## begin
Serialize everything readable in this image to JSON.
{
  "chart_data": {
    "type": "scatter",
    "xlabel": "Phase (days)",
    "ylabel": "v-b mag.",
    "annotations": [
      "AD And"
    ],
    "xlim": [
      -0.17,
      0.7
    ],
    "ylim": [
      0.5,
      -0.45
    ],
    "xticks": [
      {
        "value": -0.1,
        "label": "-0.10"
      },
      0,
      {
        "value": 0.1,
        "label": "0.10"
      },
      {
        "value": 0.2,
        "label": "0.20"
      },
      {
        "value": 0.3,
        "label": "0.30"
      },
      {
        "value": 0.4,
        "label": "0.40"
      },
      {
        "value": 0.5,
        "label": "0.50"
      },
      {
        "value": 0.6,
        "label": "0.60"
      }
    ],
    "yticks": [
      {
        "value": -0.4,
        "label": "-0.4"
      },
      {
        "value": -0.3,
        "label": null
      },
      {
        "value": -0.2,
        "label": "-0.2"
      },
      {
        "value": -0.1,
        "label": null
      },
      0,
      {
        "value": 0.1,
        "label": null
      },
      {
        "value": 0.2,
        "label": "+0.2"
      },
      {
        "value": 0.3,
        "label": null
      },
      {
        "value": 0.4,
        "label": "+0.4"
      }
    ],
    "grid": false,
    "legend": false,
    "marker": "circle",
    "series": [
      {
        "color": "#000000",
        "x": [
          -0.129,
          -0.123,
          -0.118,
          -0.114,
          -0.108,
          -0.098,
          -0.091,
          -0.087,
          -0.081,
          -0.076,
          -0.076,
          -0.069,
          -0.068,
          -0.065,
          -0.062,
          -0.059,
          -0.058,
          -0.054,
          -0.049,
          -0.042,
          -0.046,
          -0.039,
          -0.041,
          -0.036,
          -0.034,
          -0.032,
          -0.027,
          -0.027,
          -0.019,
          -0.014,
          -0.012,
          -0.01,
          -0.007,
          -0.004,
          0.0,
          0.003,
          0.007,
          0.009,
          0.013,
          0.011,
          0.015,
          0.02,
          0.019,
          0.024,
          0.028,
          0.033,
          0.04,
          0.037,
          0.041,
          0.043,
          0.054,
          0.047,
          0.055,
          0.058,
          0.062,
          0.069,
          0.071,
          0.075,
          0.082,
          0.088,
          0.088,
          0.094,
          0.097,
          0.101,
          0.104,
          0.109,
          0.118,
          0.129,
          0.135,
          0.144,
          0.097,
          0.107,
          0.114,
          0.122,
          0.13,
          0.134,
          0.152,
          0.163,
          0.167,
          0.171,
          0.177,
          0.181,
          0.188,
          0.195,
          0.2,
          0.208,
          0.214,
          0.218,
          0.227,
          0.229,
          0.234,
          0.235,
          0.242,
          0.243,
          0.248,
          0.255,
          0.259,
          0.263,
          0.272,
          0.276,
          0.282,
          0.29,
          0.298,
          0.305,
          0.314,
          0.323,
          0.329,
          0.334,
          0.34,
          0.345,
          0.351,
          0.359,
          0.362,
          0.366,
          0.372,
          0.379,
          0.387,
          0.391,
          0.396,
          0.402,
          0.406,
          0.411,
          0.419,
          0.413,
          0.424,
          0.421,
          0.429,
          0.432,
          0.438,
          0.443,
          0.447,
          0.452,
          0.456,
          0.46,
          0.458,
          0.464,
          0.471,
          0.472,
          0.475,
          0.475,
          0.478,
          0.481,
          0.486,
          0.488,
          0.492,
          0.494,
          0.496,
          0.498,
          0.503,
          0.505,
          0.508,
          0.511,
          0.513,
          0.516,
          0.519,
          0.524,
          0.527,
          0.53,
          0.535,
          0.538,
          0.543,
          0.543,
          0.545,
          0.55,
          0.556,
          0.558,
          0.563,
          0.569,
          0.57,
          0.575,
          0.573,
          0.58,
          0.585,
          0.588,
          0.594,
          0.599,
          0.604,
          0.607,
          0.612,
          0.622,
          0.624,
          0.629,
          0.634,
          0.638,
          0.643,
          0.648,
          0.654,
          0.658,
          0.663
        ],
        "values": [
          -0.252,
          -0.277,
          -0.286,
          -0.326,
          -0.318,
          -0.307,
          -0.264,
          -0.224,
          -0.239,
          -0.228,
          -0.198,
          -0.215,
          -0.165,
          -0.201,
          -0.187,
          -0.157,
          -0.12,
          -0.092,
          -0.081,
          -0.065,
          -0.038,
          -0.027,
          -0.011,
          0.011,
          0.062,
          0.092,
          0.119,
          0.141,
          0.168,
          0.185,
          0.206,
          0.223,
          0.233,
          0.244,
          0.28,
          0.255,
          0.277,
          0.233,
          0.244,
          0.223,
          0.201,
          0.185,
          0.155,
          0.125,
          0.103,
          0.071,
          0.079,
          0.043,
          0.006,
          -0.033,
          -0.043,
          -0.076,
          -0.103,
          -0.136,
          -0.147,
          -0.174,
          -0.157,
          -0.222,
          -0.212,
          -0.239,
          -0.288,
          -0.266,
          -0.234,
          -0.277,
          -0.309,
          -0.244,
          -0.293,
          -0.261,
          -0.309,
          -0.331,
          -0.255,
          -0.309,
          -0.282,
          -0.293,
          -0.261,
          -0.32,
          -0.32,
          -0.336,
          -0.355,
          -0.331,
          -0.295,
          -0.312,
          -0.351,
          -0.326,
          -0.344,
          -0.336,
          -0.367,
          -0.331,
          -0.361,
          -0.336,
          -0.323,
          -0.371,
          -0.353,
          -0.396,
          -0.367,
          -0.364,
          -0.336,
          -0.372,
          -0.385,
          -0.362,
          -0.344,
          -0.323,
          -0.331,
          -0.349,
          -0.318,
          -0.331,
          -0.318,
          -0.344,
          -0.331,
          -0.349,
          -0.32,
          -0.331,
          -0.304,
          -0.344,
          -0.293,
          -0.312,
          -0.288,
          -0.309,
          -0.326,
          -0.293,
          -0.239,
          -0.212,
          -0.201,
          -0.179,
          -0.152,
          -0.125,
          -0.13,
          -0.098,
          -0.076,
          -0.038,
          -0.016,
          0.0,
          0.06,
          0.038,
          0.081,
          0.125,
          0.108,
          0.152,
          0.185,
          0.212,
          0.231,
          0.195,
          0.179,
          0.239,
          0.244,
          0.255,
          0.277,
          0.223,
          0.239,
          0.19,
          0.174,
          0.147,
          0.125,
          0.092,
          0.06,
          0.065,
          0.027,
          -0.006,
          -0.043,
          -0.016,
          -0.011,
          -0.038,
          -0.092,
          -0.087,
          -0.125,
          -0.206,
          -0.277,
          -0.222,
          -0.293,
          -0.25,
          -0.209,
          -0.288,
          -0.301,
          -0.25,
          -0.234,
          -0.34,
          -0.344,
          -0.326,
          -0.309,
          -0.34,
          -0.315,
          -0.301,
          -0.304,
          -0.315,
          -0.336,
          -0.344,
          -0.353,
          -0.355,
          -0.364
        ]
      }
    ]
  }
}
## end
SET EXERCISE: Retype all of the material, keeping each line exact.

OUTPUT BELOW:
Serialize everything readable in this image to JSON.
{
  "chart_data": {
    "type": "scatter",
    "xlabel": "Phase (days)",
    "ylabel": "v-b mag.",
    "annotations": [
      "AD And"
    ],
    "xlim": [
      -0.17,
      0.7
    ],
    "ylim": [
      0.5,
      -0.45
    ],
    "xticks": [
      {
        "value": -0.1,
        "label": "-0.10"
      },
      0,
      {
        "value": 0.1,
        "label": "0.10"
      },
      {
        "value": 0.2,
        "label": "0.20"
      },
      {
        "value": 0.3,
        "label": "0.30"
      },
      {
        "value": 0.4,
        "label": "0.40"
      },
      {
        "value": 0.5,
        "label": "0.50"
      },
      {
        "value": 0.6,
        "label": "0.60"
      }
    ],
    "yticks": [
      {
        "value": -0.4,
        "label": "-0.4"
      },
      {
        "value": -0.3,
        "label": null
      },
      {
        "value": -0.2,
        "label": "-0.2"
      },
      {
        "value": -0.1,
        "label": null
      },
      0,
      {
        "value": 0.1,
        "label": null
      },
      {
        "value": 0.2,
        "label": "+0.2"
      },
      {
        "value": 0.3,
        "label": null
      },
      {
        "value": 0.4,
        "label": "+0.4"
      }
    ],
    "grid": false,
    "legend": false,
    "marker": "circle",
    "series": [
      {
        "color": "#000000",
        "x": [
          -0.129,
          -0.123,
          -0.118,
          -0.114,
          -0.108,
          -0.098,
          -0.091,
          -0.087,
          -0.081,
          -0.076,
          -0.076,
          -0.069,
          -0.068,
          -0.065,
          -0.062,
          -0.059,
          -0.058,
          -0.054,
          -0.049,
          -0.042,
          -0.046,
          -0.039,
          -0.041,
          -0.036,
          -0.034,
          -0.032,
          -0.027,
          -0.027,
          -0.019,
          -0.014,
          -0.012,
          -0.01,
          -0.007,
          -0.004,
          0.0,
          0.003,
          0.007,
          0.009,
          0.013,
          0.011,
          0.015,
          0.02,
          0.019,
          0.024,
          0.028,
          0.033,
          0.04,
          0.037,
          0.041,
          0.043,
          0.054,
          0.047,
          0.055,
          0.058,
          0.062,
          0.069,
          0.071,
          0.075,
          0.082,
          0.088,
          0.088,
          0.094,
          0.097,
          0.101,
          0.104,
          0.109,
          0.118,
          0.129,
          0.135,
          0.144,
          0.097,
          0.107,
          0.114,
          0.122,
          0.13,
          0.134,
          0.152,
          0.163,
          0.167,
          0.171,
          0.177,
          0.181,
          0.188,
          0.195,
          0.2,
          0.208,
          0.214,
          0.218,
          0.227,
          0.229,
          0.234,
          0.235,
          0.242,
          0.243,
          0.248,
          0.255,
          0.259,
          0.263,
          0.272,
          0.276,
          0.282,
          0.29,
          0.298,
          0.305,
          0.314,
          0.323,
          0.329,
          0.334,
          0.34,
          0.345,
          0.351,
          0.359,
          0.362,
          0.366,
          0.372,
          0.379,
          0.387,
          0.391,
          0.396,
          0.402,
          0.406,
          0.411,
          0.419,
          0.413,
          0.424,
          0.421,
          0.429,
          0.432,
          0.438,
          0.443,
          0.447,
          0.452,
          0.456,
          0.46,
          0.458,
          0.464,
          0.471,
          0.472,
          0.475,
          0.475,
          0.478,
          0.481,
          0.486,
          0.488,
          0.492,
          0.494,
          0.496,
          0.498,
          0.503,
          0.505,
          0.508,
          0.511,
          0.513,
          0.516,
          0.519,
          0.524,
          0.527,
          0.53,
          0.535,
          0.538,
          0.543,
          0.543,
          0.545,
          0.55,
          0.556,
          0.558,
          0.563,
          0.569,
          0.57,
          0.575,
          0.573,
          0.58,
          0.585,
          0.588,
          0.594,
          0.599,
          0.604,
          0.607,
          0.612,
          0.622,
          0.624,
          0.629,
          0.634,
          0.638,
          0.643,
          0.648,
          0.654,
          0.658,
          0.663
        ],
        "values": [
          -0.252,
          -0.277,
          -0.286,
          -0.326,
          -0.318,
          -0.307,
          -0.264,
          -0.224,
          -0.239,
          -0.228,
          -0.198,
          -0.215,
          -0.165,
          -0.201,
          -0.187,
          -0.157,
          -0.12,
          -0.092,
          -0.081,
          -0.065,
          -0.038,
          -0.027,
          -0.011,
          0.011,
          0.062,
          0.092,
          0.119,
          0.141,
          0.168,
          0.185,
          0.206,
          0.223,
          0.233,
          0.244,
          0.28,
          0.255,
          0.277,
          0.233,
          0.244,
          0.223,
          0.201,
          0.185,
          0.155,
          0.125,
          0.103,
          0.071,
          0.079,
          0.043,
          0.006,
          -0.033,
          -0.043,
          -0.076,
          -0.103,
          -0.136,
          -0.147,
          -0.174,
          -0.157,
          -0.222,
          -0.212,
          -0.239,
          -0.288,
          -0.266,
          -0.234,
          -0.277,
          -0.309,
          -0.244,
          -0.293,
          -0.261,
          -0.309,
          -0.331,
          -0.255,
          -0.309,
          -0.282,
          -0.293,
          -0.261,
          -0.32,
          -0.32,
          -0.336,
          -0.355,
          -0.331,
          -0.295,
          -0.312,
          -0.351,
          -0.326,
          -0.344,
          -0.336,
          -0.367,
          -0.331,
          -0.361,
          -0.336,
          -0.323,
          -0.371,
          -0.353,
          -0.396,
          -0.367,
          -0.364,
          -0.336,
          -0.372,
          -0.385,
          -0.362,
          -0.344,
          -0.323,
          -0.331,
          -0.349,
          -0.318,
          -0.331,
          -0.318,
          -0.344,
          -0.331,
          -0.349,
          -0.32,
          -0.331,
          -0.304,
          -0.344,
          -0.293,
          -0.312,
          -0.288,
          -0.309,
          -0.326,
          -0.293,
          -0.239,
          -0.212,
          -0.201,
          -0.179,
          -0.152,
          -0.125,
          -0.13,
          -0.098,
          -0.076,
          -0.038,
          -0.016,
          0.0,
          0.06,
          0.038,
          0.081,
          0.125,
          0.108,
          0.152,
          0.185,
          0.212,
          0.231,
          0.195,
          0.179,
          0.239,
          0.244,
          0.255,
          0.277,
          0.223,
          0.239,
          0.19,
          0.174,
          0.147,
          0.125,
          0.092,
          0.06,
          0.065,
          0.027,
          -0.006,
          -0.043,
          -0.016,
          -0.011,
          -0.038,
          -0.092,
          -0.087,
          -0.125,
          -0.206,
          -0.277,
          -0.222,
          -0.293,
          -0.25,
          -0.209,
          -0.288,
          -0.301,
          -0.25,
          -0.234,
          -0.34,
          -0.344,
          -0.326,
          -0.309,
          -0.34,
          -0.315,
          -0.301,
          -0.304,
          -0.315,
          -0.336,
          -0.344,
          -0.353,
          -0.355,
          -0.364
        ]
      }
    ]
  }
}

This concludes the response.